Task brief: Copy the records that follow exactly as written, but not their pictures.

Raw data:
-- Begin --
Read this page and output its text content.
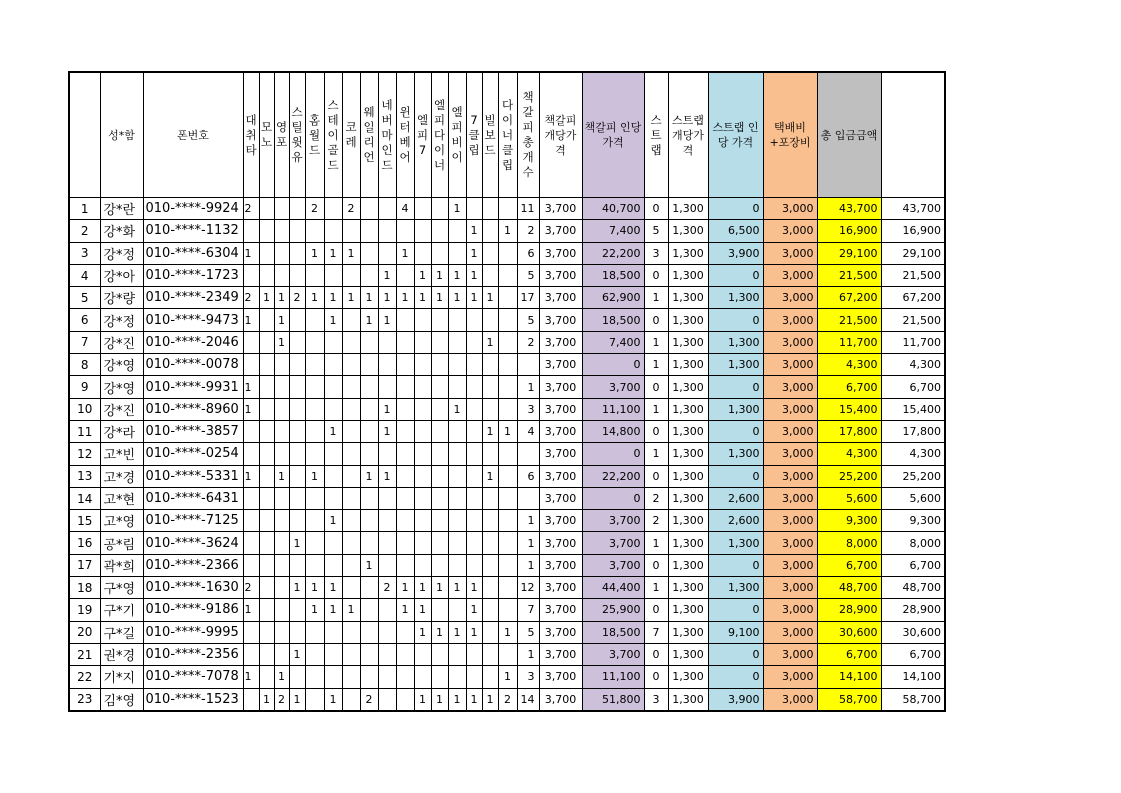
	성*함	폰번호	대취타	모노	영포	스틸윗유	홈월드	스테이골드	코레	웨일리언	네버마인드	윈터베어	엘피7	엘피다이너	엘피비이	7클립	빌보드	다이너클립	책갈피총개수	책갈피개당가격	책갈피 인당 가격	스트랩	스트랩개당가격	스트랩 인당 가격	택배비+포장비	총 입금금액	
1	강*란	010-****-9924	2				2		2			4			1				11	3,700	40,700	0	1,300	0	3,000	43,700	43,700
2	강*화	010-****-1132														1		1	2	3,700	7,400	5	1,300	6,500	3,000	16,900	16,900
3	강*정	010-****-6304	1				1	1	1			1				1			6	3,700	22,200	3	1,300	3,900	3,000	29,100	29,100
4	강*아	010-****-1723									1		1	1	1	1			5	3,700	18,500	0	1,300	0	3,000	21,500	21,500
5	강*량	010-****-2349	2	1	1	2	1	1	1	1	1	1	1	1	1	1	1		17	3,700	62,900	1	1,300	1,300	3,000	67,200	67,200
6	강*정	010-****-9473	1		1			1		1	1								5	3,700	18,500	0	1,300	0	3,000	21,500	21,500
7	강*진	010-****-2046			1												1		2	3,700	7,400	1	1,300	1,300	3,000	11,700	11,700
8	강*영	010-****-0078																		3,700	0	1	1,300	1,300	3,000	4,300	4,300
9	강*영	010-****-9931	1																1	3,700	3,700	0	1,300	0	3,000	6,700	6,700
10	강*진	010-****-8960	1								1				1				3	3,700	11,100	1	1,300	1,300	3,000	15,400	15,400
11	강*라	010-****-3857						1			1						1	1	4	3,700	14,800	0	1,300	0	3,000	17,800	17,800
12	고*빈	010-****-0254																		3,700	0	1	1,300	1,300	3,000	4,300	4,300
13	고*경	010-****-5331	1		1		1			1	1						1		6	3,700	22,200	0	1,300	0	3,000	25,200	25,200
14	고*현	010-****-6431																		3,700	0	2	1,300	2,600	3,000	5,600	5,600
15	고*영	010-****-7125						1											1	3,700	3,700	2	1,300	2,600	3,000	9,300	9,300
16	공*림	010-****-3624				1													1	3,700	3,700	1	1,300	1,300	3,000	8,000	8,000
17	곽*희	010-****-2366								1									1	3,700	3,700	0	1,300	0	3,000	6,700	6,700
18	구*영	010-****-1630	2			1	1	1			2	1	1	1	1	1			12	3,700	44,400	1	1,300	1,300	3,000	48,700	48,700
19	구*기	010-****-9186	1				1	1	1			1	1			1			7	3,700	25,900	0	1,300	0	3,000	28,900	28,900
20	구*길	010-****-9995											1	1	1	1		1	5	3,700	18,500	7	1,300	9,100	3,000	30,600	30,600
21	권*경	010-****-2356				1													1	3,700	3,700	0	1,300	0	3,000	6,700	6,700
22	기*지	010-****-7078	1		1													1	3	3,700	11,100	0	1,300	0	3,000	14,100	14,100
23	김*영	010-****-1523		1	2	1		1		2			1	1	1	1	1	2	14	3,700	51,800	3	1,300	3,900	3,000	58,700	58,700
-- End --
Answer for this exercise:
Read this page and output its text content.
	성*함	폰번호	대취타	모노	영포	스틸윗유	홈월드	스테이골드	코레	웨일리언	네버마인드	윈터베어	엘피7	엘피다이너	엘피비이	7클립	빌보드	다이너클립	책갈피총개수	책갈피개당가격	책갈피 인당 가격	스트랩	스트랩개당가격	스트랩 인당 가격	택배비+포장비	총 입금금액	
1	강*란	010-****-9924	2				2		2			4			1				11	3,700	40,700	0	1,300	0	3,000	43,700	43,700
2	강*화	010-****-1132														1		1	2	3,700	7,400	5	1,300	6,500	3,000	16,900	16,900
3	강*정	010-****-6304	1				1	1	1			1				1			6	3,700	22,200	3	1,300	3,900	3,000	29,100	29,100
4	강*아	010-****-1723									1		1	1	1	1			5	3,700	18,500	0	1,300	0	3,000	21,500	21,500
5	강*량	010-****-2349	2	1	1	2	1	1	1	1	1	1	1	1	1	1	1		17	3,700	62,900	1	1,300	1,300	3,000	67,200	67,200
6	강*정	010-****-9473	1		1			1		1	1								5	3,700	18,500	0	1,300	0	3,000	21,500	21,500
7	강*진	010-****-2046			1												1		2	3,700	7,400	1	1,300	1,300	3,000	11,700	11,700
8	강*영	010-****-0078																		3,700	0	1	1,300	1,300	3,000	4,300	4,300
9	강*영	010-****-9931	1																1	3,700	3,700	0	1,300	0	3,000	6,700	6,700
10	강*진	010-****-8960	1								1				1				3	3,700	11,100	1	1,300	1,300	3,000	15,400	15,400
11	강*라	010-****-3857						1			1						1	1	4	3,700	14,800	0	1,300	0	3,000	17,800	17,800
12	고*빈	010-****-0254																		3,700	0	1	1,300	1,300	3,000	4,300	4,300
13	고*경	010-****-5331	1		1		1			1	1						1		6	3,700	22,200	0	1,300	0	3,000	25,200	25,200
14	고*현	010-****-6431																		3,700	0	2	1,300	2,600	3,000	5,600	5,600
15	고*영	010-****-7125						1											1	3,700	3,700	2	1,300	2,600	3,000	9,300	9,300
16	공*림	010-****-3624				1													1	3,700	3,700	1	1,300	1,300	3,000	8,000	8,000
17	곽*희	010-****-2366								1									1	3,700	3,700	0	1,300	0	3,000	6,700	6,700
18	구*영	010-****-1630	2			1	1	1			2	1	1	1	1	1			12	3,700	44,400	1	1,300	1,300	3,000	48,700	48,700
19	구*기	010-****-9186	1				1	1	1			1	1			1			7	3,700	25,900	0	1,300	0	3,000	28,900	28,900
20	구*길	010-****-9995											1	1	1	1		1	5	3,700	18,500	7	1,300	9,100	3,000	30,600	30,600
21	권*경	010-****-2356				1													1	3,700	3,700	0	1,300	0	3,000	6,700	6,700
22	기*지	010-****-7078	1		1													1	3	3,700	11,100	0	1,300	0	3,000	14,100	14,100
23	김*영	010-****-1523		1	2	1		1		2			1	1	1	1	1	2	14	3,700	51,800	3	1,300	3,900	3,000	58,700	58,700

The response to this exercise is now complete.